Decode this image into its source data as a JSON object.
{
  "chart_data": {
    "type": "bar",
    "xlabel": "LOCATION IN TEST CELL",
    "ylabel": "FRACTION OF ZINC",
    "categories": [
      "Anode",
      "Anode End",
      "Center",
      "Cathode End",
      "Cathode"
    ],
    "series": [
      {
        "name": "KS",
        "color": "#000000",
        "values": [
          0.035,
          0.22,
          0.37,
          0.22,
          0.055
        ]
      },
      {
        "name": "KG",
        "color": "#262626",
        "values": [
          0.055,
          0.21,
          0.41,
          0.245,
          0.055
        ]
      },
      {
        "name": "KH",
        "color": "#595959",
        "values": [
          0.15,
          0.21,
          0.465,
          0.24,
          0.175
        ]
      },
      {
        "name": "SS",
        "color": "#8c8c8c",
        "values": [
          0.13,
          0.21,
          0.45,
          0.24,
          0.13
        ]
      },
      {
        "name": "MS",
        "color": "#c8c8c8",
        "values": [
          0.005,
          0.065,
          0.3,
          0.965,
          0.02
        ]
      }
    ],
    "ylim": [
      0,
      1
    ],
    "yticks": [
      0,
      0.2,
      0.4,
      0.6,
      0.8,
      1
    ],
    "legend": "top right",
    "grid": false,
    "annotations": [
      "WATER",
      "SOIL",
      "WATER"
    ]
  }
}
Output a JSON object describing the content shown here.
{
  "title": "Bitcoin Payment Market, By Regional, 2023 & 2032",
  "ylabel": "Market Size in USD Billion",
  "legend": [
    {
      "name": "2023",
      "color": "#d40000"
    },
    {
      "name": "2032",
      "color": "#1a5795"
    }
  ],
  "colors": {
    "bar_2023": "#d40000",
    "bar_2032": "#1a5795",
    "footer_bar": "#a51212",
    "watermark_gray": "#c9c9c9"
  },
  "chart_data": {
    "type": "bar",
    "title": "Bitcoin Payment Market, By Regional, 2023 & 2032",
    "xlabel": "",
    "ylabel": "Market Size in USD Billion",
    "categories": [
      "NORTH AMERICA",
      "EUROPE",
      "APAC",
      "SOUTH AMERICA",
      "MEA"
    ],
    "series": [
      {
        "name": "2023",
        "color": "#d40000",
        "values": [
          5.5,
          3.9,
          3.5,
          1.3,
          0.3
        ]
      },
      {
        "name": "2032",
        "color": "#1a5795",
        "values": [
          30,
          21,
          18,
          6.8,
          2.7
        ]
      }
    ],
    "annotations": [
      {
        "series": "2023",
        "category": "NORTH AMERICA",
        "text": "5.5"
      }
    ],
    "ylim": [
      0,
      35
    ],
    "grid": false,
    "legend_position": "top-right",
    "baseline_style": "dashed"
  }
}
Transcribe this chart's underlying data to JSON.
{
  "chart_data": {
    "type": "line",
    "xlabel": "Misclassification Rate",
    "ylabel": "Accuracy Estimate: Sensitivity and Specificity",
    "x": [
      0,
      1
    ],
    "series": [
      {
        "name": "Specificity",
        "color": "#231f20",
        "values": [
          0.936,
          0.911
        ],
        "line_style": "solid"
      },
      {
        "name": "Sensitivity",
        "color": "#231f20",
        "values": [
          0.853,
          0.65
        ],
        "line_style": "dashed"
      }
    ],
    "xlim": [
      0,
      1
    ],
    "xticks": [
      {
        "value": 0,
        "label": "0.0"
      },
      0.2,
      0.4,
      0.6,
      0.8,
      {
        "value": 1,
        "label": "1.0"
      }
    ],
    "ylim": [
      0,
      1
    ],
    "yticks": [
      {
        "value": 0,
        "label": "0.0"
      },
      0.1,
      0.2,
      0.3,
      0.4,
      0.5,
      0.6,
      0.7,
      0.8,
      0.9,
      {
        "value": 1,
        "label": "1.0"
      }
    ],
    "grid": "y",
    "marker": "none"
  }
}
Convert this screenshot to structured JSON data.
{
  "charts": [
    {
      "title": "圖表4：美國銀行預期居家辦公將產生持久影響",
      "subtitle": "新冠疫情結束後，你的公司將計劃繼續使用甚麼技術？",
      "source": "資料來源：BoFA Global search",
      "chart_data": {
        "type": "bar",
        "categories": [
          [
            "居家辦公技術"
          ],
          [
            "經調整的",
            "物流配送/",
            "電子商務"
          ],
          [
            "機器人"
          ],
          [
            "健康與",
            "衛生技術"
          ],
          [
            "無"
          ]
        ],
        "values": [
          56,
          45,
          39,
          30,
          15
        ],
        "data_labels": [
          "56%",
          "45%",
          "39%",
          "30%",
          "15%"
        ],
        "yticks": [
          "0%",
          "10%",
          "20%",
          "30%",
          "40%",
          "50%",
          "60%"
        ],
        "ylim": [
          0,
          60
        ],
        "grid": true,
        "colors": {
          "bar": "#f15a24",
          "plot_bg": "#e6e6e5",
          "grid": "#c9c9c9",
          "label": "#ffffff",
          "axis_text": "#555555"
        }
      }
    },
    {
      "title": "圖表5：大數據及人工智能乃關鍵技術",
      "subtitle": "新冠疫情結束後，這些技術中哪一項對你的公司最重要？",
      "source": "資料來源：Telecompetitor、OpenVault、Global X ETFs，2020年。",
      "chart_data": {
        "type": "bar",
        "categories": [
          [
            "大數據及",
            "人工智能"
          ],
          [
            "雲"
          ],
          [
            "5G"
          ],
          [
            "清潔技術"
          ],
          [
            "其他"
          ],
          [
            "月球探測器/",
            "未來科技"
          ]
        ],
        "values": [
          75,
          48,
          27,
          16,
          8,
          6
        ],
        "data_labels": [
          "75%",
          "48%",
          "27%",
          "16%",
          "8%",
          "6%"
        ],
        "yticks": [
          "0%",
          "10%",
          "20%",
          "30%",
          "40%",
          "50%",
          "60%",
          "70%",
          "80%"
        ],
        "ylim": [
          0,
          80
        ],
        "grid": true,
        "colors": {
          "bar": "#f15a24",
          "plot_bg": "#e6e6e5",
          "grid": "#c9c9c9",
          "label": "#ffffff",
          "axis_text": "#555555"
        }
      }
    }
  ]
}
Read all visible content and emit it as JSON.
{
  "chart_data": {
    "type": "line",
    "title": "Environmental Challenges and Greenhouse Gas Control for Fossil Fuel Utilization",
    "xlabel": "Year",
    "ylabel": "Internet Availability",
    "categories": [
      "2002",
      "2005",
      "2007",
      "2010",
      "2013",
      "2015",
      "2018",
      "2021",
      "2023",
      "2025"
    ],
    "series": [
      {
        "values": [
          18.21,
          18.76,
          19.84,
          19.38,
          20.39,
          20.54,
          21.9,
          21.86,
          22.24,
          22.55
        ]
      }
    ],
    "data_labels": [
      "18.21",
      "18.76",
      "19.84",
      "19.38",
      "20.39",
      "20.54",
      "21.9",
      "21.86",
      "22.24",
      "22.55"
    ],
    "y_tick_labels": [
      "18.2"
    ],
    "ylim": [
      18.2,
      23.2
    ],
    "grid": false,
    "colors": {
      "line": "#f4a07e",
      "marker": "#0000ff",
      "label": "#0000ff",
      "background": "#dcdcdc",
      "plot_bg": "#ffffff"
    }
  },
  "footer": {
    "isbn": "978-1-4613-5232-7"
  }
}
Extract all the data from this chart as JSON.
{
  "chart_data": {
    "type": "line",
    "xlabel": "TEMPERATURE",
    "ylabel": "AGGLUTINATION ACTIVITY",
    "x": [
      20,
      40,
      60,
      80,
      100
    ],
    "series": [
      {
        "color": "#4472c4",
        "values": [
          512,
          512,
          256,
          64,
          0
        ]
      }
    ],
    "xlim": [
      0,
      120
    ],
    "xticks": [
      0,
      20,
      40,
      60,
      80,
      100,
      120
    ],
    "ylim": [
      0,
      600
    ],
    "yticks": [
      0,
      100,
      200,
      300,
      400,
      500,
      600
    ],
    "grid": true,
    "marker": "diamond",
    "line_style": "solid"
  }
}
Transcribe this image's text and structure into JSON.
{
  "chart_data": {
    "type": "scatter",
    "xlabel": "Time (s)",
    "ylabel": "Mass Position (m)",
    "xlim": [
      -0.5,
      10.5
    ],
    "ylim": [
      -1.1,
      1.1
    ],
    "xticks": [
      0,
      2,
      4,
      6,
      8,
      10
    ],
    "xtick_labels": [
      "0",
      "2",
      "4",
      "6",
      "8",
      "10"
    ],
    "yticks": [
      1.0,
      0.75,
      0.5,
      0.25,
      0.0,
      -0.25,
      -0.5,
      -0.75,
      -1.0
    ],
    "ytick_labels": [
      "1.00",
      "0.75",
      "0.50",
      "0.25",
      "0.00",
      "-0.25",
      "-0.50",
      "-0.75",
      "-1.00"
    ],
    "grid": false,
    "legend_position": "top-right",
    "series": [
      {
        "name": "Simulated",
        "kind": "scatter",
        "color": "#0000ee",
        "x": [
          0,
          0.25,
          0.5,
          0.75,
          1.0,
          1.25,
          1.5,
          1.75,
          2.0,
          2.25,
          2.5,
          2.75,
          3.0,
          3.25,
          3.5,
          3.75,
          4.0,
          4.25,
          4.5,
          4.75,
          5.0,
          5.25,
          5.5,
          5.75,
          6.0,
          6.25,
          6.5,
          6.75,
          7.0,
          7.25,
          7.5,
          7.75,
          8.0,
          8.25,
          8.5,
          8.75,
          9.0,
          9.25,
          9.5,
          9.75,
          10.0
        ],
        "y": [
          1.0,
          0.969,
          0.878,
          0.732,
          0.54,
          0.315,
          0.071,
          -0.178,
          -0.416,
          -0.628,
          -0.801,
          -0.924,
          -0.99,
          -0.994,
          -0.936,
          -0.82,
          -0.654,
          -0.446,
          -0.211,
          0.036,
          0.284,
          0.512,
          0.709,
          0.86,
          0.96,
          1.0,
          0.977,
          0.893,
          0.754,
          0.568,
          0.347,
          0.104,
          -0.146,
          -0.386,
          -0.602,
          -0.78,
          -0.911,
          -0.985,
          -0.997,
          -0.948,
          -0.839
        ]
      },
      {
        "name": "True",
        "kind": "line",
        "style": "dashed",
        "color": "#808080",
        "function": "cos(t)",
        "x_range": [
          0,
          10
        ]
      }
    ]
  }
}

• • • • • • •

■ **TASK REQUIREMENTS**
Find the string "Bitcoin" in the entries above and return each line that holds it.

■ **SOLUTION TO THIS EXERCISE**
  "title": "Bitcoin Payment Market, By Regional, 2023 & 2032",
    "title": "Bitcoin Payment Market, By Regional, 2023 & 2032",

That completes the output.